Through common use, or misuse, 'gender' is becoming widely accepted in AE as a synonym for sex.  You may blame that on American Puritanism.  We had and have a perfectly descriptive term, sexual violence, but most people prefer to talk about violence associated with sex by supressing the obvious word and substituting an incorrect euphemism.

Through abundant usage, the incorrect will become correct.   Linguistic violence?  Repeated misdemeanors against a language lead not to punishment, but to lexicographic legislation declaring the crime to be 'decriminalized'.  That's English evolution.


----------



## panjandrum

cuchuflete said:
			
		

> Through common use, or misuse, 'gender' is becoming widely accepted in AE as a synonym for sex. You may blame that on American Puritanism. We had and have a perfectly descriptive term, sexual violence, but most people prefer to talk about violence associated with sex by supressing the obvious word and substituting an incorrect euphemism.
> 
> Through abundant usage, the incorrect will become correct. Linguistic violence? Repeated misdemeanors against a language lead not to punishment, but to lexicographic legislation declaring the crime to be 'decriminalized'. That's English evolution.


I struggled long and hard to preserve the distinction between sex and gender in conversations on the implications of our equality legislation. This includes the Sex Discrimination Order, which, as its name suggests, is entirely comfortable using sex, not gender.
Unfortunately, those responsible for implementing and monitoring the legilation insisted on substituting gender. Every time I insisted they should be talking about sex, they refused. I blame that on N Irish Puritanism, a close relative ofthe US variety.


----------



## Kräuter_Fee

Would marital violence work??

In Spanish... violencia matrimonial, but sometimes it happens between people who are not married... 

I don't know...


----------



## LV4-26

Oh yes I suppose it would. But then so does "domestic violence" in the same sense.
The only problem (if I've understood what was said at the beginning of this thread) is that "domestic violence" leaves out that sort of "gender" violence that takes place outside the home (not between spouses).


----------



## timpeac

modgirl said:
			
		

> Just to make a distinction. Male and female are classifications of one's *sex*. *Gender* is a term that is applicable to words only. Unfortunately, however, many people don't realize that and are using *gender* to describe people.
> 
> Eg. My *sex* is female. I don't have a *gender*!
> 
> However, the *gender* of the word *doe* is female.


 
A gender is a grammatical abstract term and cannot therefore be female. I think you mean the gender of the word doe is feminine (although I'm not sure that's true - some people might refer to female animals as "she" or "her" but I am not one of them - but that's another discussion!!).

☆ ☆ ☆

● Problem 1
Answer these questions about the forum thread on "gender" and "sex":
(a) Which piece of equality legislation does panjandrum say is comfortable using sex, not gender?
(b) What Spanish phrase does Kräuter_Fee suggest?
(c) According to LV4-26, what kind of violence does "domestic violence" leave out?
● Problem 2
Pick up the forum thread on "gender" and "sex" after its last post and write the next reply in the discussion.

(A block of data)
☆ ☆ ☆

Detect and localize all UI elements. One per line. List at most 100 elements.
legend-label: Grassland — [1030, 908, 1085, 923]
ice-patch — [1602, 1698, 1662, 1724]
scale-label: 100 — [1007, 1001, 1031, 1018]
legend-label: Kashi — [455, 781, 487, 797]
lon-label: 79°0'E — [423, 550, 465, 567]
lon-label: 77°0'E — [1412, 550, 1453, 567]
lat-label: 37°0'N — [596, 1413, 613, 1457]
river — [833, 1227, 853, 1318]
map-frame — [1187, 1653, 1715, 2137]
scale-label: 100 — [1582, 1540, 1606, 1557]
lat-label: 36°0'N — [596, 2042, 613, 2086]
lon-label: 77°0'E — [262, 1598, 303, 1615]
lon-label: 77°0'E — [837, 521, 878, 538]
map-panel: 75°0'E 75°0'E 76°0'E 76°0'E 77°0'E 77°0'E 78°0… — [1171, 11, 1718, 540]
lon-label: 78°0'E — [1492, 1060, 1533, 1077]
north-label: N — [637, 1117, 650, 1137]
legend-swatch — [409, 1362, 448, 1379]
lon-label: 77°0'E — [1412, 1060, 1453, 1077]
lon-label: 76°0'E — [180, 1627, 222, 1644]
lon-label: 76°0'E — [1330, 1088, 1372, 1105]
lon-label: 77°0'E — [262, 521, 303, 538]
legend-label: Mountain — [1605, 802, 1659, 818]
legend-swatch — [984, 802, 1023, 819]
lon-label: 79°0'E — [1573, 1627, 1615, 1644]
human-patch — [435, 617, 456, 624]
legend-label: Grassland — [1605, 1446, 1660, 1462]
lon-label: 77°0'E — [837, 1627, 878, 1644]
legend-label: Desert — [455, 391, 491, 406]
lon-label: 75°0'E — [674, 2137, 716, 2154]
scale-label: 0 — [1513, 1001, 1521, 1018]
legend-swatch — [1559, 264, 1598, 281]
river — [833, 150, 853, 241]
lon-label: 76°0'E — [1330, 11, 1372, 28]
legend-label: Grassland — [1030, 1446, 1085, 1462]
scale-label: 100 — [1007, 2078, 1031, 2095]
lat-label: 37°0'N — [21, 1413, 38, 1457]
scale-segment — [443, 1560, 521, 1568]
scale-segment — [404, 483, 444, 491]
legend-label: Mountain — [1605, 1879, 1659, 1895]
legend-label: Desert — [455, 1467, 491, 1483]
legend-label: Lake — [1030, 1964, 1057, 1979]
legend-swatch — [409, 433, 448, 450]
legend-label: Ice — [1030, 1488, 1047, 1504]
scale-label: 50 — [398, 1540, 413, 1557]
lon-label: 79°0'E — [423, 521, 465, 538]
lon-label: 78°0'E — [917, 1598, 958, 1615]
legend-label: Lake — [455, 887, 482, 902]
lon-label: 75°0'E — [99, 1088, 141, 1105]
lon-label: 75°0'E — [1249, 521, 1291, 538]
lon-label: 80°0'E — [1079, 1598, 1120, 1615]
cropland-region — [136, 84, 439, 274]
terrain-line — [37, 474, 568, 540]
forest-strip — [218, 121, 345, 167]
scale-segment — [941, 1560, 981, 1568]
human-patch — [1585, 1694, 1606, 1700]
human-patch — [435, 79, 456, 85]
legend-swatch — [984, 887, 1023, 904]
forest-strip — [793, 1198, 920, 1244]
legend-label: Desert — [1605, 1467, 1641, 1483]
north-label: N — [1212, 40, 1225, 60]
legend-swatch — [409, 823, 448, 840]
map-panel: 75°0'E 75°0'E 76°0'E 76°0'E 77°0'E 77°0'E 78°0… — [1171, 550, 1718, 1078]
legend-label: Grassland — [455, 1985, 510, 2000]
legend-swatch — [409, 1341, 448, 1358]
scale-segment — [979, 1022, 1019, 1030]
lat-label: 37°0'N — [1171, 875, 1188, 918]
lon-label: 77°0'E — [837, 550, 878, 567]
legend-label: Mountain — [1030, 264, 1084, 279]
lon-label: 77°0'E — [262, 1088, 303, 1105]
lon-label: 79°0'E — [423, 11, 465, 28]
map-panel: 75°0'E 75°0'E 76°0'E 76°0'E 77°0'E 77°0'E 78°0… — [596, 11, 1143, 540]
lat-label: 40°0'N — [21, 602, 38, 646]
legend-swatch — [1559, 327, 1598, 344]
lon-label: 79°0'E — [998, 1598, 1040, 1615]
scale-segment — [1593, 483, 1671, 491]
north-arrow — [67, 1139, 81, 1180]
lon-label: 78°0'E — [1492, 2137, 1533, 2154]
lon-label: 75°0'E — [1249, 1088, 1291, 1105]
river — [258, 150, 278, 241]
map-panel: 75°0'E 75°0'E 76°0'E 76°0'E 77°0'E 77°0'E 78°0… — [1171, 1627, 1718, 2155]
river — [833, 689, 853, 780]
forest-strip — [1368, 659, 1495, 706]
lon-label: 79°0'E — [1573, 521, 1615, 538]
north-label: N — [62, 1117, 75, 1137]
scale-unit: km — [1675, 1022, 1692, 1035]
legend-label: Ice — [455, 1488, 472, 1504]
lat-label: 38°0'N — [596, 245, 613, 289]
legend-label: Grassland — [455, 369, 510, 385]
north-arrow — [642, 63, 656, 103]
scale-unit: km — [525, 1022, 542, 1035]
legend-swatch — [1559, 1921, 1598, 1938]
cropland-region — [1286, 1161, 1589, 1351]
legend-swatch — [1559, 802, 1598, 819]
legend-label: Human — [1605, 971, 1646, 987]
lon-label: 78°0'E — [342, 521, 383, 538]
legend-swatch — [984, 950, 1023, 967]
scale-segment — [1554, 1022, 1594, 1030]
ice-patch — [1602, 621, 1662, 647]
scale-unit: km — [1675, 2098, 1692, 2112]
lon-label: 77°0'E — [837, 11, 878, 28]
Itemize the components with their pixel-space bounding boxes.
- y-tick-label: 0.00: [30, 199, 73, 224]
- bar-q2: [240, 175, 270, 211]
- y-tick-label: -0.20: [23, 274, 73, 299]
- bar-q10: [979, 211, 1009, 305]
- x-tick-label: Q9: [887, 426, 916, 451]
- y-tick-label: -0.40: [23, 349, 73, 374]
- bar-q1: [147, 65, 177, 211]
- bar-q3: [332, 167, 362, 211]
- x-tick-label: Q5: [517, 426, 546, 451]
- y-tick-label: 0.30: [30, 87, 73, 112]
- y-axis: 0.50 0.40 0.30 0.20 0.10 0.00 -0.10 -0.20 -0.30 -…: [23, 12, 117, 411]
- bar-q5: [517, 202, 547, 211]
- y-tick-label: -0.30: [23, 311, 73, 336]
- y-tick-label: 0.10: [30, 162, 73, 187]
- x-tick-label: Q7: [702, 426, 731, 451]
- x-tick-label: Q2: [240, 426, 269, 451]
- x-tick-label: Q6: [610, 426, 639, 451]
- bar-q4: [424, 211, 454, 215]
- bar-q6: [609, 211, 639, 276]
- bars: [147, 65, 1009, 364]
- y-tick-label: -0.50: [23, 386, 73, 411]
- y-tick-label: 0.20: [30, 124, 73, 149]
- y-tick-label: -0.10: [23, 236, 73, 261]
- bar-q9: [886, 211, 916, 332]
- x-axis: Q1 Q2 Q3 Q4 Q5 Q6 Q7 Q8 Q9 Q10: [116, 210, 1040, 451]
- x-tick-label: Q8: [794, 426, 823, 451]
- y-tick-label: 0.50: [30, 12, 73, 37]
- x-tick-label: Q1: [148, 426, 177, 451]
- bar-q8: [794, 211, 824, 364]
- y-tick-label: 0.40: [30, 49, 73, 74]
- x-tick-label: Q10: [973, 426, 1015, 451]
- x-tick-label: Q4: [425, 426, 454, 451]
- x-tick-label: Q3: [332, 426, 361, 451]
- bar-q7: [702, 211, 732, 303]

☆ ☆ ☆

● Written response 1
(a) The Sex Discrimination Order.
(b) Violencia matrimonial.
(c) "Gender" violence that takes place outside the home, not between spouses.

● Written response 2
Pearl - for the record I would not say the term "gender violence" is common in the UK - I've never heard it before reading this thread. However, on reading the title, before reading this thread, I can say that I was expecting to read about "gender-based" violence eg people who have a penchant for hitting people of a certain sex, rather than domestic violence necessarily. "Domestic violence" is still the usual term here for hitting your partner, as far as I know.


----------



## cuchuflete

We have a curious case of chronological abuse, though not violence, here. Pearl started this thread in August of last year. And still some kind foreros are addressing their answers to her.  Interesting.

Before finding the right translation, it might be interesting to define terms.

What, precisely, is sexual violence?
What is domestic violence, and where does it occur?
Can these two terms overlap?  If so, which should take precedence, and why?

Rape is a violent criminal act.  It is sexual.  It may occur in the home, or between people who share a home.  Who gains what by classifying it as either sexual violence or as domestic violence?   The word is strong and specific in its meaning.  Why water it down with neologisms?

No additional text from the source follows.